[The request]
Please copy out every row below, changing nothing.

[Material supplied]
= = = = = = =

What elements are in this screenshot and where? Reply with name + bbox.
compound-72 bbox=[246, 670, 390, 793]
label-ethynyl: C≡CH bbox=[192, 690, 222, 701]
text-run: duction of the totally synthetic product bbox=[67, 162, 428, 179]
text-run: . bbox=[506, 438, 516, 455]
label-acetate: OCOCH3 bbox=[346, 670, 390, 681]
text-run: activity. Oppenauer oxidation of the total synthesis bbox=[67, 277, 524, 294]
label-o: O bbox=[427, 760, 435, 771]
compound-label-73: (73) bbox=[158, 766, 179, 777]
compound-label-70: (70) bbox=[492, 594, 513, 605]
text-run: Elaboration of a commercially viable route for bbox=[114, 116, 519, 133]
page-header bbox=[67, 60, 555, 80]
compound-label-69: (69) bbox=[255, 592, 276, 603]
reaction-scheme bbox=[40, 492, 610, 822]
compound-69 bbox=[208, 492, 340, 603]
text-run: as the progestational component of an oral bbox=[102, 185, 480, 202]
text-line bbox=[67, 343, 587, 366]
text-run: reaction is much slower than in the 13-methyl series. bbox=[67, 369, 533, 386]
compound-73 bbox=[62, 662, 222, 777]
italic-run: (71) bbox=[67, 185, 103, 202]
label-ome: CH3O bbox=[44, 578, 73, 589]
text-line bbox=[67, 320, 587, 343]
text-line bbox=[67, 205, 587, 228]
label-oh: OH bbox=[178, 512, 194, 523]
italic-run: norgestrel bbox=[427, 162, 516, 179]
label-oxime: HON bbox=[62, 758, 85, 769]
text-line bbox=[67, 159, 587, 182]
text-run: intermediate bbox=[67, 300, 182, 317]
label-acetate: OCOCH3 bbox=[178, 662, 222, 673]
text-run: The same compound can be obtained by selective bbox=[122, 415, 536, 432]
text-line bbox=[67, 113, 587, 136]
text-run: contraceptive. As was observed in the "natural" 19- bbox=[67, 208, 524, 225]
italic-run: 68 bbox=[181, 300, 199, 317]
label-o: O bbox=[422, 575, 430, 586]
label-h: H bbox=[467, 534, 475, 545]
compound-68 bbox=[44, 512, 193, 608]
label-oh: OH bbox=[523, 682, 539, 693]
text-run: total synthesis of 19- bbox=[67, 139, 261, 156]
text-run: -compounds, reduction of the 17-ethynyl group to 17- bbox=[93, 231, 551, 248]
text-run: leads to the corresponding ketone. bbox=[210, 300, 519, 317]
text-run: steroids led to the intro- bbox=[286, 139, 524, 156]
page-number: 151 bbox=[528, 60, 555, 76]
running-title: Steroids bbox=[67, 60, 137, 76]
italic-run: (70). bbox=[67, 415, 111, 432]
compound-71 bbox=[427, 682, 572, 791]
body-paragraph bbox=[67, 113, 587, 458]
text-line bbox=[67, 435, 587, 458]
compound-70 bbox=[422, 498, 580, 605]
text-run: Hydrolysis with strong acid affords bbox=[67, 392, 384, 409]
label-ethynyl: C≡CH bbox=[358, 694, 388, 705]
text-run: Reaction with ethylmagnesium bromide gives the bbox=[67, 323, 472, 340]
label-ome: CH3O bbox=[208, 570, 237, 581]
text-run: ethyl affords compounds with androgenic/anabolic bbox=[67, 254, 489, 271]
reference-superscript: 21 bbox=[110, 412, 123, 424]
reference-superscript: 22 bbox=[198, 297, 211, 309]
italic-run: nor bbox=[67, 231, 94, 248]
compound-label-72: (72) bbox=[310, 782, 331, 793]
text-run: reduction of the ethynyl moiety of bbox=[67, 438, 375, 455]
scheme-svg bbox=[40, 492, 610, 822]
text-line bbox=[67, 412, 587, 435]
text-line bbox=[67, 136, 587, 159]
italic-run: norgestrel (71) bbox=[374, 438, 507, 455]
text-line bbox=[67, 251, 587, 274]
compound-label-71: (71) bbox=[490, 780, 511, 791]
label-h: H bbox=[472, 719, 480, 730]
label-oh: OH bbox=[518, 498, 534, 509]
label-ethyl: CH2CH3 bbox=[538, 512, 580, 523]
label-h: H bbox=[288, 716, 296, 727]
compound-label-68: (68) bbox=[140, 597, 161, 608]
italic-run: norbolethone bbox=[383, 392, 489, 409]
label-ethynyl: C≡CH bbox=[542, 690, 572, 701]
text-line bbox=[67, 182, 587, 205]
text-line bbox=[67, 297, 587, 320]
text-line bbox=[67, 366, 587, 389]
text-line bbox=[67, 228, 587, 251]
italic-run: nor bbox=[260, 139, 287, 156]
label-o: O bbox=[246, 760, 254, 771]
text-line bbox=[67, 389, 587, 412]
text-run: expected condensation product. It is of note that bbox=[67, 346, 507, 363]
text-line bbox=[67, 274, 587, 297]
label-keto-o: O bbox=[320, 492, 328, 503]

= = = = = = =

[Task answer]
What elements are in this screenshot and where? Reply with name + bbox.
compound-72 bbox=[246, 670, 390, 793]
label-ethynyl: C≡CH bbox=[192, 690, 222, 701]
text-run: duction of the totally synthetic product bbox=[67, 162, 428, 179]
text-run: . bbox=[506, 438, 516, 455]
label-acetate: OCOCH3 bbox=[346, 670, 390, 681]
text-run: activity. Oppenauer oxidation of the total synthesis bbox=[67, 277, 524, 294]
label-o: O bbox=[427, 760, 435, 771]
compound-label-73: (73) bbox=[158, 766, 179, 777]
compound-label-70: (70) bbox=[492, 594, 513, 605]
text-run: Elaboration of a commercially viable route for bbox=[114, 116, 519, 133]
page-header bbox=[67, 60, 555, 80]
compound-label-69: (69) bbox=[255, 592, 276, 603]
reaction-scheme bbox=[40, 492, 610, 822]
compound-69 bbox=[208, 492, 340, 603]
text-run: as the progestational component of an oral bbox=[102, 185, 480, 202]
text-line bbox=[67, 343, 587, 366]
text-run: reaction is much slower than in the 13-methyl series. bbox=[67, 369, 533, 386]
compound-73 bbox=[62, 662, 222, 777]
italic-run: (71) bbox=[67, 185, 103, 202]
label-ome: CH3O bbox=[44, 578, 73, 589]
text-line bbox=[67, 320, 587, 343]
text-line bbox=[67, 205, 587, 228]
label-oh: OH bbox=[178, 512, 194, 523]
italic-run: norgestrel bbox=[427, 162, 516, 179]
label-oxime: HON bbox=[62, 758, 85, 769]
text-line bbox=[67, 159, 587, 182]
text-run: intermediate bbox=[67, 300, 182, 317]
label-acetate: OCOCH3 bbox=[178, 662, 222, 673]
text-run: The same compound can be obtained by selective bbox=[122, 415, 536, 432]
text-line bbox=[67, 113, 587, 136]
text-run: contraceptive. As was observed in the "natural" 19- bbox=[67, 208, 524, 225]
italic-run: 68 bbox=[181, 300, 199, 317]
label-o: O bbox=[422, 575, 430, 586]
label-h: H bbox=[467, 534, 475, 545]
compound-68 bbox=[44, 512, 193, 608]
label-oh: OH bbox=[523, 682, 539, 693]
text-run: total synthesis of 19- bbox=[67, 139, 261, 156]
text-run: -compounds, reduction of the 17-ethynyl group to 17- bbox=[93, 231, 551, 248]
text-run: leads to the corresponding ketone. bbox=[210, 300, 519, 317]
text-run: steroids led to the intro- bbox=[286, 139, 524, 156]
page-number: 151 bbox=[528, 60, 555, 76]
running-title: Steroids bbox=[67, 60, 137, 76]
italic-run: (70). bbox=[67, 415, 111, 432]
compound-71 bbox=[427, 682, 572, 791]
body-paragraph bbox=[67, 113, 587, 458]
text-line bbox=[67, 435, 587, 458]
compound-70 bbox=[422, 498, 580, 605]
text-run: Hydrolysis with strong acid affords bbox=[67, 392, 384, 409]
label-ethynyl: C≡CH bbox=[358, 694, 388, 705]
text-run: Reaction with ethylmagnesium bromide gives the bbox=[67, 323, 472, 340]
label-ome: CH3O bbox=[208, 570, 237, 581]
text-run: ethyl affords compounds with androgenic/anabolic bbox=[67, 254, 489, 271]
reference-superscript: 21 bbox=[110, 412, 123, 424]
reference-superscript: 22 bbox=[198, 297, 211, 309]
italic-run: nor bbox=[67, 231, 94, 248]
compound-label-72: (72) bbox=[310, 782, 331, 793]
text-run: reduction of the ethynyl moiety of bbox=[67, 438, 375, 455]
scheme-svg bbox=[40, 492, 610, 822]
text-line bbox=[67, 412, 587, 435]
text-line bbox=[67, 136, 587, 159]
italic-run: norgestrel (71) bbox=[374, 438, 507, 455]
text-line bbox=[67, 251, 587, 274]
compound-label-71: (71) bbox=[490, 780, 511, 791]
label-h: H bbox=[472, 719, 480, 730]
label-oh: OH bbox=[518, 498, 534, 509]
label-ethyl: CH2CH3 bbox=[538, 512, 580, 523]
label-h: H bbox=[288, 716, 296, 727]
compound-label-68: (68) bbox=[140, 597, 161, 608]
italic-run: norbolethone bbox=[383, 392, 489, 409]
label-ethynyl: C≡CH bbox=[542, 690, 572, 701]
text-line bbox=[67, 182, 587, 205]
text-line bbox=[67, 297, 587, 320]
text-line bbox=[67, 366, 587, 389]
text-line bbox=[67, 228, 587, 251]
italic-run: nor bbox=[260, 139, 287, 156]
label-o: O bbox=[246, 760, 254, 771]
text-line bbox=[67, 389, 587, 412]
text-run: expected condensation product. It is of note that bbox=[67, 346, 507, 363]
text-line bbox=[67, 274, 587, 297]
label-keto-o: O bbox=[320, 492, 328, 503]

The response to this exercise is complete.